Requirement: Copy out all lines in the data below containing the string "this".
──────────────────────────────
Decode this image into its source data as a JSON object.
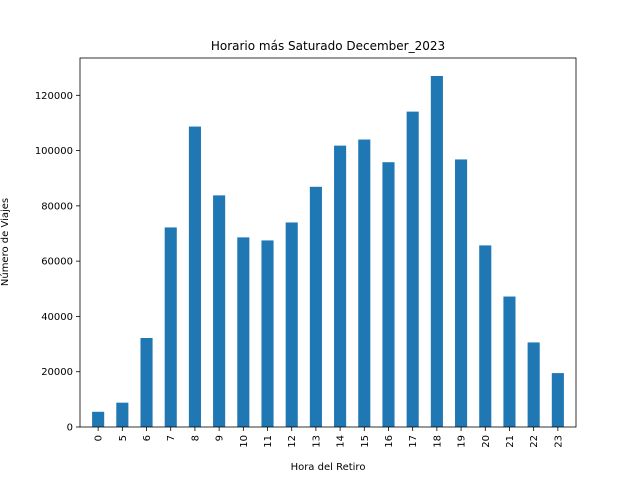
{
  "chart_data": {
    "type": "bar",
    "title": "Horario más Saturado December_2023",
    "xlabel": "Hora del Retiro",
    "ylabel": "Número de Viajes",
    "categories": [
      "0",
      "5",
      "6",
      "7",
      "8",
      "9",
      "10",
      "11",
      "12",
      "13",
      "14",
      "15",
      "16",
      "17",
      "18",
      "19",
      "20",
      "21",
      "22",
      "23"
    ],
    "values": [
      5500,
      8800,
      32200,
      72200,
      108700,
      83800,
      68600,
      67500,
      74000,
      86900,
      101800,
      104000,
      95800,
      114100,
      127000,
      96800,
      65700,
      47200,
      30600,
      19500
    ],
    "ylim": [
      0,
      133500
    ],
    "yticks": [
      0,
      20000,
      40000,
      60000,
      80000,
      100000,
      120000
    ],
    "ytick_labels": [
      "0",
      "20000",
      "40000",
      "60000",
      "80000",
      "100000",
      "120000"
    ],
    "color": "#1f77b4",
    "grid": false,
    "legend": "none"
  }
}
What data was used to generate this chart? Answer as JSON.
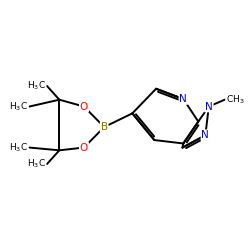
──────────────────────────────
Task output:
Decode this image into its source data as a JSON object.
What data was used to generate this chart? Answer as JSON.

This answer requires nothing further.